> EXTRACTED MATERIAL
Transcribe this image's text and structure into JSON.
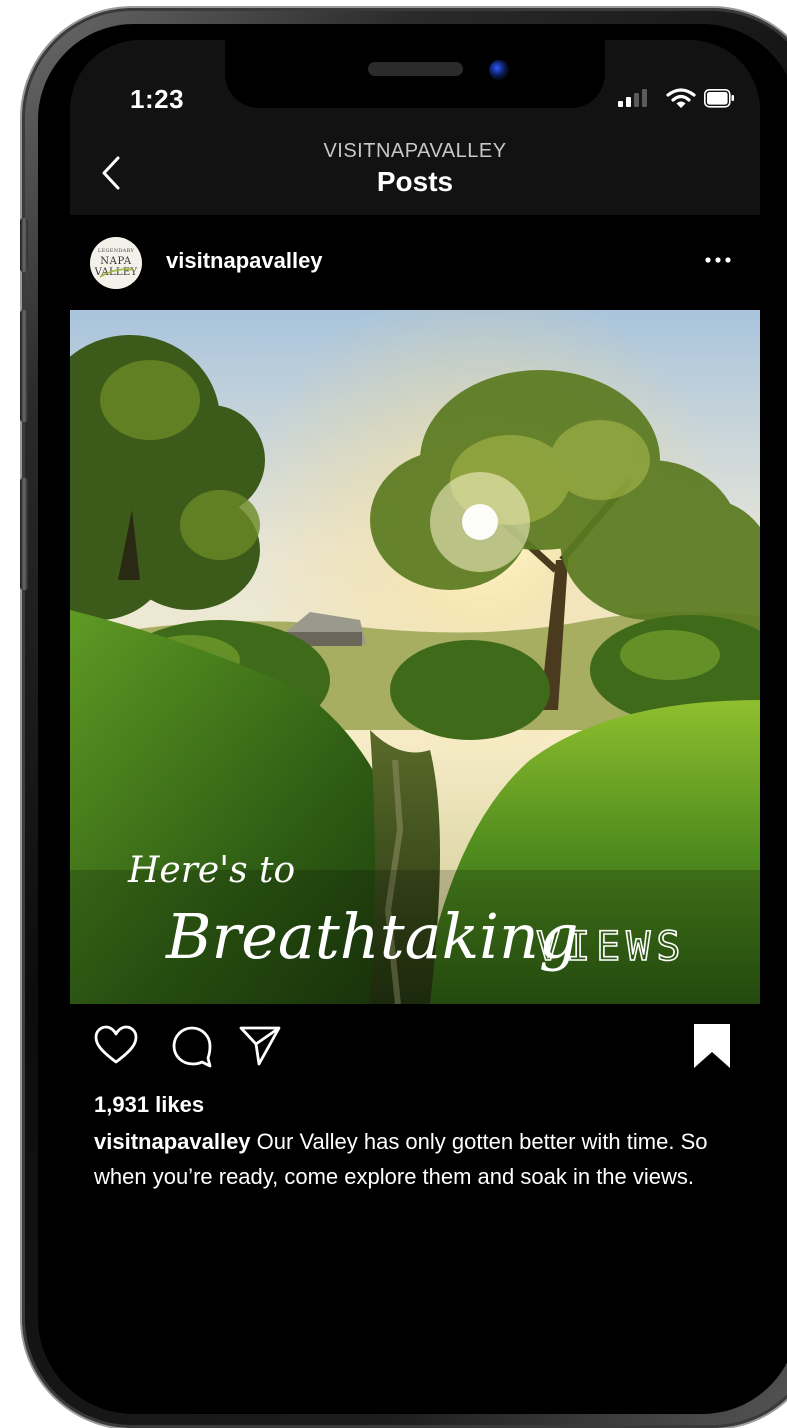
{
  "status_bar": {
    "time": "1:23",
    "icons": [
      "signal-icon",
      "wifi-icon",
      "battery-icon"
    ]
  },
  "nav": {
    "subtitle": "VISITNAPAVALLEY",
    "title": "Posts",
    "back_icon": "chevron-left-icon"
  },
  "post": {
    "username": "visitnapavalley",
    "avatar_text": [
      "LEGENDARY",
      "NAPA",
      "VALLEY"
    ],
    "more_icon": "ellipsis-icon",
    "image_overlay": {
      "line1": "Here's to",
      "line2_script": "Breathtaking",
      "line2_caps": "VIEWS"
    },
    "actions": [
      "heart-icon",
      "comment-icon",
      "share-icon",
      "bookmark-icon"
    ],
    "likes": "1,931 likes",
    "caption_user": "visitnapavalley",
    "caption_text": " Our Valley has only gotten better with time. So when you’re ready, come explore them and soak in the views."
  },
  "colors": {
    "background": "#000000",
    "nav_background": "#121212",
    "text_primary": "#ffffff",
    "text_secondary": "#c8c8c8"
  }
}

> REQUEST
Filter lines by "time" and return each hit.

> RESPONSE
    "time": "1:23",
    "caption_text": " Our Valley has only gotten better with time. So when you’re ready, come explore them and soak in the views."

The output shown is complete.